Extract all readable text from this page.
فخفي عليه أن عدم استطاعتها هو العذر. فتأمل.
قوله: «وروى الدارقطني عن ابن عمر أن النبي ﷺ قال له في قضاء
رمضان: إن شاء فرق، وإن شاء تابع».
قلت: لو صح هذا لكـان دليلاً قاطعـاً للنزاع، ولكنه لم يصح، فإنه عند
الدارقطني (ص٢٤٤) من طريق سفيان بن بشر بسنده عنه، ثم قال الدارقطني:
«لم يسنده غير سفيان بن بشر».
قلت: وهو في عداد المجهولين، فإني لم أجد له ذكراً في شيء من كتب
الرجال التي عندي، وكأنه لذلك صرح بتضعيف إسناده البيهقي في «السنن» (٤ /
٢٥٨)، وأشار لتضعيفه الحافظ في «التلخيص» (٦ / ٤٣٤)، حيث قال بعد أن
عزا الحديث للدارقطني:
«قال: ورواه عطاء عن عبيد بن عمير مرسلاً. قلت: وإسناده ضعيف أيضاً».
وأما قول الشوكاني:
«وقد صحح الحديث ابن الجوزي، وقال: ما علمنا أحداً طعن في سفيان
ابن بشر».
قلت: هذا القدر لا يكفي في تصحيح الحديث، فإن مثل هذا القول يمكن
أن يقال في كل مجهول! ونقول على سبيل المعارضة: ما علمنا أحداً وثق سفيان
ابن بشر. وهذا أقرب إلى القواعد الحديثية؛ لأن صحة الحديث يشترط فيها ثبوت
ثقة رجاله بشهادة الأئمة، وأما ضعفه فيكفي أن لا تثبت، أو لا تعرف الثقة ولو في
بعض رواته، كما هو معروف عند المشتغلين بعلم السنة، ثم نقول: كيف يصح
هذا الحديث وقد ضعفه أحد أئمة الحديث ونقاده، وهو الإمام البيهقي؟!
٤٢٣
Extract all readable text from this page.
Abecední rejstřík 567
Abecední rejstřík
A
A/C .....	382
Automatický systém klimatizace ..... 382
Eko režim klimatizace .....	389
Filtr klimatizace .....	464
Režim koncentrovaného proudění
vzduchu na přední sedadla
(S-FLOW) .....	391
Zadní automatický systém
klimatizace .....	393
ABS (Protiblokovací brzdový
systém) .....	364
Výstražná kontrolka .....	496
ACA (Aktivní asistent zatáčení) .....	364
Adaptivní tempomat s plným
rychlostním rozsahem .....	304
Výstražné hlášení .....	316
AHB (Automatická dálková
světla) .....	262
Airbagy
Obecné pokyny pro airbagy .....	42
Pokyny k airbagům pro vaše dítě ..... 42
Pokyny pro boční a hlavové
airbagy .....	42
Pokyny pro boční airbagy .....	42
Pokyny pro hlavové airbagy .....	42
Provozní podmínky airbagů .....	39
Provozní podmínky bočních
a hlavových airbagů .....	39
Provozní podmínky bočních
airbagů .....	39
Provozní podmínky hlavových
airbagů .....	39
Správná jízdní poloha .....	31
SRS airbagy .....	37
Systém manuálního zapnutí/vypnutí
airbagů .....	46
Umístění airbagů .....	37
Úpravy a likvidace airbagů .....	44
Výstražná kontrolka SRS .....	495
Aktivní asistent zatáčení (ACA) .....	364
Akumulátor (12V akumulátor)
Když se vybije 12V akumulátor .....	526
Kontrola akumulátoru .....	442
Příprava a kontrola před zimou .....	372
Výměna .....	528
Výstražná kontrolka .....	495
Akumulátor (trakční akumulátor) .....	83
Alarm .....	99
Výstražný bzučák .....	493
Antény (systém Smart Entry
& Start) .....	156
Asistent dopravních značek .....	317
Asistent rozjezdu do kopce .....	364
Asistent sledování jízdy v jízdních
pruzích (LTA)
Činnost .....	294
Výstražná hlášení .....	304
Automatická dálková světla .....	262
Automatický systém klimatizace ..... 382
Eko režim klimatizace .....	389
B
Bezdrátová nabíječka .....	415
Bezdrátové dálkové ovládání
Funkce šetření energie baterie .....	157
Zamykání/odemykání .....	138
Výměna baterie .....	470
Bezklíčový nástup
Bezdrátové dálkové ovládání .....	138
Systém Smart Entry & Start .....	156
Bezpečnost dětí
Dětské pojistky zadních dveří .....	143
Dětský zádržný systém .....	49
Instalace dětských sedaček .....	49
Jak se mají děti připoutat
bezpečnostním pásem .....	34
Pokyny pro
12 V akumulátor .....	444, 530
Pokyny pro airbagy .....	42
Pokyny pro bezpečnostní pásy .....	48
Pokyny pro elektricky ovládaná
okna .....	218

..............................

Set out the complete listing exactly as shown.

Extract all readable text from this page.
فخفي عليه أن عدم استطاعتها هو العذر. فتأمل.
قوله: «وروى الدارقطني عن ابن عمر أن النبي ﷺ قال له في قضاء
رمضان: إن شاء فرق، وإن شاء تابع».
قلت: لو صح هذا لكـان دليلاً قاطعـاً للنزاع، ولكنه لم يصح، فإنه عند
الدارقطني (ص٢٤٤) من طريق سفيان بن بشر بسنده عنه، ثم قال الدارقطني:
«لم يسنده غير سفيان بن بشر».
قلت: وهو في عداد المجهولين، فإني لم أجد له ذكراً في شيء من كتب
الرجال التي عندي، وكأنه لذلك صرح بتضعيف إسناده البيهقي في «السنن» (٤ /
٢٥٨)، وأشار لتضعيفه الحافظ في «التلخيص» (٦ / ٤٣٤)، حيث قال بعد أن
عزا الحديث للدارقطني:
«قال: ورواه عطاء عن عبيد بن عمير مرسلاً. قلت: وإسناده ضعيف أيضاً».
وأما قول الشوكاني:
«وقد صحح الحديث ابن الجوزي، وقال: ما علمنا أحداً طعن في سفيان
ابن بشر».
قلت: هذا القدر لا يكفي في تصحيح الحديث، فإن مثل هذا القول يمكن
أن يقال في كل مجهول! ونقول على سبيل المعارضة: ما علمنا أحداً وثق سفيان
ابن بشر. وهذا أقرب إلى القواعد الحديثية؛ لأن صحة الحديث يشترط فيها ثبوت
ثقة رجاله بشهادة الأئمة، وأما ضعفه فيكفي أن لا تثبت، أو لا تعرف الثقة ولو في
بعض رواته، كما هو معروف عند المشتغلين بعلم السنة، ثم نقول: كيف يصح
هذا الحديث وقد ضعفه أحد أئمة الحديث ونقاده، وهو الإمام البيهقي؟!
٤٢٣
Extract all readable text from this page.
Abecední rejstřík 567
Abecední rejstřík
A
A/C .....	382
Automatický systém klimatizace ..... 382
Eko režim klimatizace .....	389
Filtr klimatizace .....	464
Režim koncentrovaného proudění
vzduchu na přední sedadla
(S-FLOW) .....	391
Zadní automatický systém
klimatizace .....	393
ABS (Protiblokovací brzdový
systém) .....	364
Výstražná kontrolka .....	496
ACA (Aktivní asistent zatáčení) .....	364
Adaptivní tempomat s plným
rychlostním rozsahem .....	304
Výstražné hlášení .....	316
AHB (Automatická dálková
světla) .....	262
Airbagy
Obecné pokyny pro airbagy .....	42
Pokyny k airbagům pro vaše dítě ..... 42
Pokyny pro boční a hlavové
airbagy .....	42
Pokyny pro boční airbagy .....	42
Pokyny pro hlavové airbagy .....	42
Provozní podmínky airbagů .....	39
Provozní podmínky bočních
a hlavových airbagů .....	39
Provozní podmínky bočních
airbagů .....	39
Provozní podmínky hlavových
airbagů .....	39
Správná jízdní poloha .....	31
SRS airbagy .....	37
Systém manuálního zapnutí/vypnutí
airbagů .....	46
Umístění airbagů .....	37
Úpravy a likvidace airbagů .....	44
Výstražná kontrolka SRS .....	495
Aktivní asistent zatáčení (ACA) .....	364
Akumulátor (12V akumulátor)
Když se vybije 12V akumulátor .....	526
Kontrola akumulátoru .....	442
Příprava a kontrola před zimou .....	372
Výměna .....	528
Výstražná kontrolka .....	495
Akumulátor (trakční akumulátor) .....	83
Alarm .....	99
Výstražný bzučák .....	493
Antény (systém Smart Entry
& Start) .....	156
Asistent dopravních značek .....	317
Asistent rozjezdu do kopce .....	364
Asistent sledování jízdy v jízdních
pruzích (LTA)
Činnost .....	294
Výstražná hlášení .....	304
Automatická dálková světla .....	262
Automatický systém klimatizace ..... 382
Eko režim klimatizace .....	389
B
Bezdrátová nabíječka .....	415
Bezdrátové dálkové ovládání
Funkce šetření energie baterie .....	157
Zamykání/odemykání .....	138
Výměna baterie .....	470
Bezklíčový nástup
Bezdrátové dálkové ovládání .....	138
Systém Smart Entry & Start .....	156
Bezpečnost dětí
Dětské pojistky zadních dveří .....	143
Dětský zádržný systém .....	49
Instalace dětských sedaček .....	49
Jak se mají děti připoutat
bezpečnostním pásem .....	34
Pokyny pro
12 V akumulátor .....	444, 530
Pokyny pro airbagy .....	42
Pokyny pro bezpečnostní pásy .....	48
Pokyny pro elektricky ovládaná
okna .....	218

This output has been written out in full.